# start of ENTRIES PROVIDED

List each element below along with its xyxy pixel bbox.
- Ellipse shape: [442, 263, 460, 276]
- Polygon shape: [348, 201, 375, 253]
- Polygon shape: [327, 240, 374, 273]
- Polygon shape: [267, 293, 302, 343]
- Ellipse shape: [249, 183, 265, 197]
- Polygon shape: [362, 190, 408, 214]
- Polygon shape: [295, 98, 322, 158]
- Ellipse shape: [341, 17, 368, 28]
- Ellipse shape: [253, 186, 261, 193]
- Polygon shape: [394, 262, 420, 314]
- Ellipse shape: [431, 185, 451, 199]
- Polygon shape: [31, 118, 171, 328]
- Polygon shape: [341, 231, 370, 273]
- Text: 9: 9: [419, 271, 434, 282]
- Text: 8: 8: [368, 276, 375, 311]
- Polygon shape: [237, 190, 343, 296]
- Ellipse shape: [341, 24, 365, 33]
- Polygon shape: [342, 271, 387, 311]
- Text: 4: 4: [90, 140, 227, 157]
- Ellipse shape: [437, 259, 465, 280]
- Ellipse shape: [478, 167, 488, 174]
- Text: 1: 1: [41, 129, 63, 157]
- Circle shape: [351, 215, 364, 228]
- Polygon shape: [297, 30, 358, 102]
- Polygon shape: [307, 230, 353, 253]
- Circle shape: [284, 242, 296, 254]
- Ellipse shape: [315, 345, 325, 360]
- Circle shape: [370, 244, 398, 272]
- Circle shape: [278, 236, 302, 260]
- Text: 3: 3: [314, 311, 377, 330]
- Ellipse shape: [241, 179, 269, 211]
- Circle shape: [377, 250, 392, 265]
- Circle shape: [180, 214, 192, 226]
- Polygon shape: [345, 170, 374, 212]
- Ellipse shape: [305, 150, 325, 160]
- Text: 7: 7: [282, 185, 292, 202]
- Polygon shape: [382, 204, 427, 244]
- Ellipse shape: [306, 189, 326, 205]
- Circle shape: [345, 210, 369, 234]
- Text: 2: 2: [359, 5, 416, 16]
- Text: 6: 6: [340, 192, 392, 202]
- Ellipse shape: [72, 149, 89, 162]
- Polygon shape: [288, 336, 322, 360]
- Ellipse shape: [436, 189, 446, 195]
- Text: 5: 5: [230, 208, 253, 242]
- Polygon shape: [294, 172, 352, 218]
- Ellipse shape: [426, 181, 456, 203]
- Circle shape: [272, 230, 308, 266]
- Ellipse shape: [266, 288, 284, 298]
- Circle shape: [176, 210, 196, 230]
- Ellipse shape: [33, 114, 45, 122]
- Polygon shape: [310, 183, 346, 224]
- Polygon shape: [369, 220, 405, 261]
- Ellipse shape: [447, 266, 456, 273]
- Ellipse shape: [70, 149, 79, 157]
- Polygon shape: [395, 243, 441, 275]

# end of ENTRIES PROVIDED

REQUEST: Copy every line of the data above word for word, leaving nothing out and changing nothing.

TASK OUTPUT:
List each element below along with its xyxy pixel bbox.
- Ellipse shape: [442, 263, 460, 276]
- Polygon shape: [348, 201, 375, 253]
- Polygon shape: [327, 240, 374, 273]
- Polygon shape: [267, 293, 302, 343]
- Ellipse shape: [249, 183, 265, 197]
- Polygon shape: [362, 190, 408, 214]
- Polygon shape: [295, 98, 322, 158]
- Ellipse shape: [341, 17, 368, 28]
- Ellipse shape: [253, 186, 261, 193]
- Polygon shape: [394, 262, 420, 314]
- Ellipse shape: [431, 185, 451, 199]
- Polygon shape: [31, 118, 171, 328]
- Polygon shape: [341, 231, 370, 273]
- Text: 9: 9: [419, 271, 434, 282]
- Text: 8: 8: [368, 276, 375, 311]
- Polygon shape: [237, 190, 343, 296]
- Ellipse shape: [341, 24, 365, 33]
- Polygon shape: [342, 271, 387, 311]
- Text: 4: 4: [90, 140, 227, 157]
- Ellipse shape: [437, 259, 465, 280]
- Ellipse shape: [478, 167, 488, 174]
- Text: 1: 1: [41, 129, 63, 157]
- Circle shape: [351, 215, 364, 228]
- Polygon shape: [297, 30, 358, 102]
- Polygon shape: [307, 230, 353, 253]
- Circle shape: [284, 242, 296, 254]
- Ellipse shape: [315, 345, 325, 360]
- Circle shape: [370, 244, 398, 272]
- Circle shape: [278, 236, 302, 260]
- Text: 3: 3: [314, 311, 377, 330]
- Ellipse shape: [241, 179, 269, 211]
- Circle shape: [377, 250, 392, 265]
- Circle shape: [180, 214, 192, 226]
- Polygon shape: [345, 170, 374, 212]
- Ellipse shape: [305, 150, 325, 160]
- Text: 7: 7: [282, 185, 292, 202]
- Polygon shape: [382, 204, 427, 244]
- Ellipse shape: [306, 189, 326, 205]
- Circle shape: [345, 210, 369, 234]
- Text: 2: 2: [359, 5, 416, 16]
- Text: 6: 6: [340, 192, 392, 202]
- Ellipse shape: [72, 149, 89, 162]
- Polygon shape: [288, 336, 322, 360]
- Ellipse shape: [436, 189, 446, 195]
- Text: 5: 5: [230, 208, 253, 242]
- Polygon shape: [294, 172, 352, 218]
- Ellipse shape: [426, 181, 456, 203]
- Circle shape: [272, 230, 308, 266]
- Ellipse shape: [266, 288, 284, 298]
- Circle shape: [176, 210, 196, 230]
- Ellipse shape: [33, 114, 45, 122]
- Polygon shape: [310, 183, 346, 224]
- Polygon shape: [369, 220, 405, 261]
- Ellipse shape: [447, 266, 456, 273]
- Ellipse shape: [70, 149, 79, 157]
- Polygon shape: [395, 243, 441, 275]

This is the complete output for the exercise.